_Brief_. Narrow the data below down to the lines containing "μέθοδο".
━━━ Records for the task ━━━
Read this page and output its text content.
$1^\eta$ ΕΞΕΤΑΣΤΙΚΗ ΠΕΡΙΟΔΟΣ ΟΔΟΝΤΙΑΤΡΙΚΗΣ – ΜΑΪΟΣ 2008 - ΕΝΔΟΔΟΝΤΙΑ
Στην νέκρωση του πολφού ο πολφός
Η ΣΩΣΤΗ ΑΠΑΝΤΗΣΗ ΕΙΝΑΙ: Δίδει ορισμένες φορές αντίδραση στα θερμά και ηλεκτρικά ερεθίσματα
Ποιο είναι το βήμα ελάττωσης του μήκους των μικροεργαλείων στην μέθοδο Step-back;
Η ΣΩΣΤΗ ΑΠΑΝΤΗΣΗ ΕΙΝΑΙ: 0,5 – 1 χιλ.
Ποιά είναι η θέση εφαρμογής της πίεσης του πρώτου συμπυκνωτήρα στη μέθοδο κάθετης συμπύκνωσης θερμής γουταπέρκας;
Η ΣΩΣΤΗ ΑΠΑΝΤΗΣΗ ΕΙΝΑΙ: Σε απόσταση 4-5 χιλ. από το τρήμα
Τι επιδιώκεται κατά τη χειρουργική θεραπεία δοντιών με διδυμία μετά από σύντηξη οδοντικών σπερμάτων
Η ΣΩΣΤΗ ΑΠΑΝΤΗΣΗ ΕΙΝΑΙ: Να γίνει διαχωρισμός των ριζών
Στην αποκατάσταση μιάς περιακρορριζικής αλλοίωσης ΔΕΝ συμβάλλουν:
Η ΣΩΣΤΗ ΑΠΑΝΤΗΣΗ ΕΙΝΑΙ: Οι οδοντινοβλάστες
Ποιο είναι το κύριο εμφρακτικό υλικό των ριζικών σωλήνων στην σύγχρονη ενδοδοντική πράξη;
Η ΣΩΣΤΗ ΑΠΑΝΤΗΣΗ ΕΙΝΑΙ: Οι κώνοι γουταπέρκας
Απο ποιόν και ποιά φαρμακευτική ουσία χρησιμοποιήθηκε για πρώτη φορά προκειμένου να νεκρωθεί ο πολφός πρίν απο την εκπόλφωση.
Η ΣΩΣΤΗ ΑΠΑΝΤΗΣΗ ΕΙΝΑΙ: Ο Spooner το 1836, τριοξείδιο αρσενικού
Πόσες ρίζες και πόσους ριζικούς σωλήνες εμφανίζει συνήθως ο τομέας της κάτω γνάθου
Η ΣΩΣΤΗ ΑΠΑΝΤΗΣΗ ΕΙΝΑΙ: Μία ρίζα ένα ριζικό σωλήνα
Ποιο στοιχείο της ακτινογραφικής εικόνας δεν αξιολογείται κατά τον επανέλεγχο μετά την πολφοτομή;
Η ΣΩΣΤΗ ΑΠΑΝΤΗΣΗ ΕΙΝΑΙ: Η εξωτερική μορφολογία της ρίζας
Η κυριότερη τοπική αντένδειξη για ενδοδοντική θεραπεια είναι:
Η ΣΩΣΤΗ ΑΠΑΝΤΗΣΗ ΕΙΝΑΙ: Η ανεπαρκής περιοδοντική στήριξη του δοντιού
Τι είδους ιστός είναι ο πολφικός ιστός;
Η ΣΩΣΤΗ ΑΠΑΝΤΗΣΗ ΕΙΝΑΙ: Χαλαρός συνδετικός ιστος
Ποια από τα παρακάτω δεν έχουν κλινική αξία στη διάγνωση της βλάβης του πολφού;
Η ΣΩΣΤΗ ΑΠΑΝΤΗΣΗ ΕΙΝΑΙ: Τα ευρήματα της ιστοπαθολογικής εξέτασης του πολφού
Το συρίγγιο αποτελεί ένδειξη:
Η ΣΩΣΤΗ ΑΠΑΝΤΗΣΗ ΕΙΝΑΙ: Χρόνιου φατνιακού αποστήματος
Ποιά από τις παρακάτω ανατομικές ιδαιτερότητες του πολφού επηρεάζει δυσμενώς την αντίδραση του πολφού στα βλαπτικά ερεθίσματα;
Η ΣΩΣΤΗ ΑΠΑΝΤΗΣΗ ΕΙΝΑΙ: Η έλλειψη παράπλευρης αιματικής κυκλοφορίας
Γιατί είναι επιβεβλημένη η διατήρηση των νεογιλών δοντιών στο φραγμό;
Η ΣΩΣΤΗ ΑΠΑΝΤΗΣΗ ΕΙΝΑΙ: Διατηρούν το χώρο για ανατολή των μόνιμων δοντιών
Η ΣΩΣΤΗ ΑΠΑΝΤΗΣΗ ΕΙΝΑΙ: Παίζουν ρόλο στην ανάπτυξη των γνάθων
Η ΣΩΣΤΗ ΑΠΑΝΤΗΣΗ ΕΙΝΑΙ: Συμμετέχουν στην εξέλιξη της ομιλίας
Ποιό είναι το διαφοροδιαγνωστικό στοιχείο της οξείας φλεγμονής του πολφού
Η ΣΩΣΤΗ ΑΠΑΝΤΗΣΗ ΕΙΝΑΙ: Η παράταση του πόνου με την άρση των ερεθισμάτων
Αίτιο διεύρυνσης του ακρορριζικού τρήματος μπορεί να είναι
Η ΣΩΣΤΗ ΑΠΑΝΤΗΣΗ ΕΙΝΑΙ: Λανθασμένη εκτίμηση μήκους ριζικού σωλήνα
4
━━━
━━━ Records for the task ━━━
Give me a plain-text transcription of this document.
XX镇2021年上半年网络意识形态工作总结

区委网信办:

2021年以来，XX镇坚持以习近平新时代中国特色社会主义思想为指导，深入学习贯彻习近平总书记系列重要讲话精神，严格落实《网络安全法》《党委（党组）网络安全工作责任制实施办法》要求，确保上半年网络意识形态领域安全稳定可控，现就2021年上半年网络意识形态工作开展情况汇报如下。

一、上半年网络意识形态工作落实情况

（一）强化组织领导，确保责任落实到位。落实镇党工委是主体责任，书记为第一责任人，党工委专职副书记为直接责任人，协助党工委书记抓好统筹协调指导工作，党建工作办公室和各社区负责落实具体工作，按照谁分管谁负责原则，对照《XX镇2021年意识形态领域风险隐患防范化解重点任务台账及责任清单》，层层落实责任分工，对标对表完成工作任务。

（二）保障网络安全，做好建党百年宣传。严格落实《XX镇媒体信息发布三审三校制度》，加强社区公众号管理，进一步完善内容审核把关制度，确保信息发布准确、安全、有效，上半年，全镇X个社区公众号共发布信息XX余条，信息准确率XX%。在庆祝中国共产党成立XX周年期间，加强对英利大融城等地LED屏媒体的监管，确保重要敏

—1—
━━━
_Response below_.
Ποιο είναι το βήμα ελάττωσης του μήκους των μικροεργαλείων στην μέθοδο Step-back;
Ποιά είναι η θέση εφαρμογής της πίεσης του πρώτου συμπυκνωτήρα στη μέθοδο κάθετης συμπύκνωσης θερμής γουταπέρκας;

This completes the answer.